[start Records provided]
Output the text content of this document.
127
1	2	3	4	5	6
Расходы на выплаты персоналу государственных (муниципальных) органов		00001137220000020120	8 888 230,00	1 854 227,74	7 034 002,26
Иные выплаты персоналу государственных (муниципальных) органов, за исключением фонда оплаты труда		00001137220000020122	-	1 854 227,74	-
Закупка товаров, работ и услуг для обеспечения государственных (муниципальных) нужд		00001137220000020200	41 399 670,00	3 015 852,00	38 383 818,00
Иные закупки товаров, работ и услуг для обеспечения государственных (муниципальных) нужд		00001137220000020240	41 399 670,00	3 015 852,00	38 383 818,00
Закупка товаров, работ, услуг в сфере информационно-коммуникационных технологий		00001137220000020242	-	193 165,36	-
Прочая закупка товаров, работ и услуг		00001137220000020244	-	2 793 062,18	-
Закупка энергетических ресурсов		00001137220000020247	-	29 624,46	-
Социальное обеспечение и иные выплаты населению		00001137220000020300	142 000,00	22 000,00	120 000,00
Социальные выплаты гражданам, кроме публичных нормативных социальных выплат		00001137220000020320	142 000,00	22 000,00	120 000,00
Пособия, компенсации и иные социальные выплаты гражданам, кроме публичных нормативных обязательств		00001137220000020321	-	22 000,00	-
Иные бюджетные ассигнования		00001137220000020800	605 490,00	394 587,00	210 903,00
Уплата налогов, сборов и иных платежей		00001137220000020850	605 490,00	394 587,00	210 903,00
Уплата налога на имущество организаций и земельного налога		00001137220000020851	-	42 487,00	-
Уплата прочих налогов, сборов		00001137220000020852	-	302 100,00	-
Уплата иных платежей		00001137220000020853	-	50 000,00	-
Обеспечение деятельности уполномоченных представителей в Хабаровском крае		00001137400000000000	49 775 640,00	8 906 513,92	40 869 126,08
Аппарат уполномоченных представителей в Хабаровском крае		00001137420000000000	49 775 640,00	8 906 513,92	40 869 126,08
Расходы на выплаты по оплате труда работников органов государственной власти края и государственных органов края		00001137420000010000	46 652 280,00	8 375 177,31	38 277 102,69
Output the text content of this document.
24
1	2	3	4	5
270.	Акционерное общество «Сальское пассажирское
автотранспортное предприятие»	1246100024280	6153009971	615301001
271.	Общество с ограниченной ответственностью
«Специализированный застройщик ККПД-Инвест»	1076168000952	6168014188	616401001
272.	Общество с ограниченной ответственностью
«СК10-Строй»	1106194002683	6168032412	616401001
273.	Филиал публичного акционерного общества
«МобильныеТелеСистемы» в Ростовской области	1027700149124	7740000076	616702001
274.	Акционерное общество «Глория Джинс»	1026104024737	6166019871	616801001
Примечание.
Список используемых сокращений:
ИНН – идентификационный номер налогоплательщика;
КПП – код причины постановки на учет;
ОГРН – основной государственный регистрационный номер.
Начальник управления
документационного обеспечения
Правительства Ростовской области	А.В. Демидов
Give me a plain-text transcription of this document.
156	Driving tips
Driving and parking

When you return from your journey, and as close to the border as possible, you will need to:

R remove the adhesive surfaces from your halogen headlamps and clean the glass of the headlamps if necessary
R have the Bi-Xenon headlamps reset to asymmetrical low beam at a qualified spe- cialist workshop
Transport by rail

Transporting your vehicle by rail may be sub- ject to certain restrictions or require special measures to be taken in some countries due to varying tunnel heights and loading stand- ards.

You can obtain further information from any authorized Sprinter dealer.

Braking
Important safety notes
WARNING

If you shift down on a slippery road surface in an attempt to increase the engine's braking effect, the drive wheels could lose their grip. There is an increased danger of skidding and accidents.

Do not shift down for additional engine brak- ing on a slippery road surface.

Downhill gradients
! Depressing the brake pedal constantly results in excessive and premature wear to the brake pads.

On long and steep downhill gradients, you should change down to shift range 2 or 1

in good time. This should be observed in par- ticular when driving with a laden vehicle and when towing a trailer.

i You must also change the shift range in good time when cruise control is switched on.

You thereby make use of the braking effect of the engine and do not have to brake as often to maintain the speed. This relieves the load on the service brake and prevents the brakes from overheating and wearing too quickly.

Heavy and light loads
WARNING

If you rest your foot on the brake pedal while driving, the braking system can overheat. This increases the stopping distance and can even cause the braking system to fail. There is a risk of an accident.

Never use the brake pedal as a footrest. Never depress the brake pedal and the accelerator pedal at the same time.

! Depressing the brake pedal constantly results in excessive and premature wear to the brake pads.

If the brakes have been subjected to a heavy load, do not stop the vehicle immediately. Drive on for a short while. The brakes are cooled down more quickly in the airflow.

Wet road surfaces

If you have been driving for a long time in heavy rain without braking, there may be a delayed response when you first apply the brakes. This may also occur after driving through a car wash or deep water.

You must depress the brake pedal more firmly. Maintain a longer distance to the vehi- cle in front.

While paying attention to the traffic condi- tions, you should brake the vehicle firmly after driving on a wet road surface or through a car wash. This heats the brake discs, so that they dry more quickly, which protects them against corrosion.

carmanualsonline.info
[end Records provided]
(Challenge) Retype all of the material above with every character intact.

(Right answer)
Output the text content of this document.
127
1	2	3	4	5	6
Расходы на выплаты персоналу государственных (муниципальных) органов		00001137220000020120	8 888 230,00	1 854 227,74	7 034 002,26
Иные выплаты персоналу государственных (муниципальных) органов, за исключением фонда оплаты труда		00001137220000020122	-	1 854 227,74	-
Закупка товаров, работ и услуг для обеспечения государственных (муниципальных) нужд		00001137220000020200	41 399 670,00	3 015 852,00	38 383 818,00
Иные закупки товаров, работ и услуг для обеспечения государственных (муниципальных) нужд		00001137220000020240	41 399 670,00	3 015 852,00	38 383 818,00
Закупка товаров, работ, услуг в сфере информационно-коммуникационных технологий		00001137220000020242	-	193 165,36	-
Прочая закупка товаров, работ и услуг		00001137220000020244	-	2 793 062,18	-
Закупка энергетических ресурсов		00001137220000020247	-	29 624,46	-
Социальное обеспечение и иные выплаты населению		00001137220000020300	142 000,00	22 000,00	120 000,00
Социальные выплаты гражданам, кроме публичных нормативных социальных выплат		00001137220000020320	142 000,00	22 000,00	120 000,00
Пособия, компенсации и иные социальные выплаты гражданам, кроме публичных нормативных обязательств		00001137220000020321	-	22 000,00	-
Иные бюджетные ассигнования		00001137220000020800	605 490,00	394 587,00	210 903,00
Уплата налогов, сборов и иных платежей		00001137220000020850	605 490,00	394 587,00	210 903,00
Уплата налога на имущество организаций и земельного налога		00001137220000020851	-	42 487,00	-
Уплата прочих налогов, сборов		00001137220000020852	-	302 100,00	-
Уплата иных платежей		00001137220000020853	-	50 000,00	-
Обеспечение деятельности уполномоченных представителей в Хабаровском крае		00001137400000000000	49 775 640,00	8 906 513,92	40 869 126,08
Аппарат уполномоченных представителей в Хабаровском крае		00001137420000000000	49 775 640,00	8 906 513,92	40 869 126,08
Расходы на выплаты по оплате труда работников органов государственной власти края и государственных органов края		00001137420000010000	46 652 280,00	8 375 177,31	38 277 102,69
Output the text content of this document.
24
1	2	3	4	5
270.	Акционерное общество «Сальское пассажирское
автотранспортное предприятие»	1246100024280	6153009971	615301001
271.	Общество с ограниченной ответственностью
«Специализированный застройщик ККПД-Инвест»	1076168000952	6168014188	616401001
272.	Общество с ограниченной ответственностью
«СК10-Строй»	1106194002683	6168032412	616401001
273.	Филиал публичного акционерного общества
«МобильныеТелеСистемы» в Ростовской области	1027700149124	7740000076	616702001
274.	Акционерное общество «Глория Джинс»	1026104024737	6166019871	616801001
Примечание.
Список используемых сокращений:
ИНН – идентификационный номер налогоплательщика;
КПП – код причины постановки на учет;
ОГРН – основной государственный регистрационный номер.
Начальник управления
документационного обеспечения
Правительства Ростовской области	А.В. Демидов
Give me a plain-text transcription of this document.
156	Driving tips
Driving and parking

When you return from your journey, and as close to the border as possible, you will need to:

R remove the adhesive surfaces from your halogen headlamps and clean the glass of the headlamps if necessary
R have the Bi-Xenon headlamps reset to asymmetrical low beam at a qualified spe- cialist workshop
Transport by rail

Transporting your vehicle by rail may be sub- ject to certain restrictions or require special measures to be taken in some countries due to varying tunnel heights and loading stand- ards.

You can obtain further information from any authorized Sprinter dealer.

Braking
Important safety notes
WARNING

If you shift down on a slippery road surface in an attempt to increase the engine's braking effect, the drive wheels could lose their grip. There is an increased danger of skidding and accidents.

Do not shift down for additional engine brak- ing on a slippery road surface.

Downhill gradients
! Depressing the brake pedal constantly results in excessive and premature wear to the brake pads.

On long and steep downhill gradients, you should change down to shift range 2 or 1

in good time. This should be observed in par- ticular when driving with a laden vehicle and when towing a trailer.

i You must also change the shift range in good time when cruise control is switched on.

You thereby make use of the braking effect of the engine and do not have to brake as often to maintain the speed. This relieves the load on the service brake and prevents the brakes from overheating and wearing too quickly.

Heavy and light loads
WARNING

If you rest your foot on the brake pedal while driving, the braking system can overheat. This increases the stopping distance and can even cause the braking system to fail. There is a risk of an accident.

Never use the brake pedal as a footrest. Never depress the brake pedal and the accelerator pedal at the same time.

! Depressing the brake pedal constantly results in excessive and premature wear to the brake pads.

If the brakes have been subjected to a heavy load, do not stop the vehicle immediately. Drive on for a short while. The brakes are cooled down more quickly in the airflow.

Wet road surfaces

If you have been driving for a long time in heavy rain without braking, there may be a delayed response when you first apply the brakes. This may also occur after driving through a car wash or deep water.

You must depress the brake pedal more firmly. Maintain a longer distance to the vehi- cle in front.

While paying attention to the traffic condi- tions, you should brake the vehicle firmly after driving on a wet road surface or through a car wash. This heats the brake discs, so that they dry more quickly, which protects them against corrosion.

carmanualsonline.info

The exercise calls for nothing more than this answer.